▸ **WORK REQUIRED**
Write out the lines from the line containing "Transcribe the text in this document." through the final line of the listing below, exactly, omitting every other line.
--- Start MATERIAL PROVIDED ---
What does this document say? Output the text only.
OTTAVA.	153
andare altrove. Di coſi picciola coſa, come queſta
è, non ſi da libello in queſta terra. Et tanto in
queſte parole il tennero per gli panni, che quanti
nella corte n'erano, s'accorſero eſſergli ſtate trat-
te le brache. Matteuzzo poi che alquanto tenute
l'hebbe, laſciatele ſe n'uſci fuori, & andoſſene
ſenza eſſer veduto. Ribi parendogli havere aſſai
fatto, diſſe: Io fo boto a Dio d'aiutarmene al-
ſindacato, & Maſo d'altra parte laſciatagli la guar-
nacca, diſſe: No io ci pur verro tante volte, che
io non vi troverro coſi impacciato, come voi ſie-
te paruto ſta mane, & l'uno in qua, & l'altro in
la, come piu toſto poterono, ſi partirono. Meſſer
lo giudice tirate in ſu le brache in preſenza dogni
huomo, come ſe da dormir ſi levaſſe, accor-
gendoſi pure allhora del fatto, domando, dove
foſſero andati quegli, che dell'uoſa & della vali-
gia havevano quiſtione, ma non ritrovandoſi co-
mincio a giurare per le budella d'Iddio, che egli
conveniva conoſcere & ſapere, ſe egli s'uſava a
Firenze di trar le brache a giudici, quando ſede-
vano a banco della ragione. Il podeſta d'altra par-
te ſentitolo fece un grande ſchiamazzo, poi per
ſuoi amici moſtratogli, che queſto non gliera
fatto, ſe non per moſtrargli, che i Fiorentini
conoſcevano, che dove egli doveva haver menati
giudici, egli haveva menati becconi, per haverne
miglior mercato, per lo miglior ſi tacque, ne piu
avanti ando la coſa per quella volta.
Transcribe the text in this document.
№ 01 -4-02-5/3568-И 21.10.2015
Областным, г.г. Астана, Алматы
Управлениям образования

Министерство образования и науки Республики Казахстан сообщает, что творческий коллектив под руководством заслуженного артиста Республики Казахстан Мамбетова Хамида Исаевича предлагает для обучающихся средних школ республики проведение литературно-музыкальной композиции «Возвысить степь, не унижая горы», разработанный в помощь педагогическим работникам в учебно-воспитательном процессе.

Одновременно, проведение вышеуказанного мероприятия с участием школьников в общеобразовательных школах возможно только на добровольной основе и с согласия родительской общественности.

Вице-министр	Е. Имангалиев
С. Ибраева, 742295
--- End MATERIAL PROVIDED ---
▸ **ANSWER FOR THE TASK**
Transcribe the text in this document.
№ 01 -4-02-5/3568-И 21.10.2015
Областным, г.г. Астана, Алматы
Управлениям образования

Министерство образования и науки Республики Казахстан сообщает, что творческий коллектив под руководством заслуженного артиста Республики Казахстан Мамбетова Хамида Исаевича предлагает для обучающихся средних школ республики проведение литературно-музыкальной композиции «Возвысить степь, не унижая горы», разработанный в помощь педагогическим работникам в учебно-воспитательном процессе.

Одновременно, проведение вышеуказанного мероприятия с участием школьников в общеобразовательных школах возможно только на добровольной основе и с согласия родительской общественности.

Вице-министр	Е. Имангалиев
С. Ибраева, 742295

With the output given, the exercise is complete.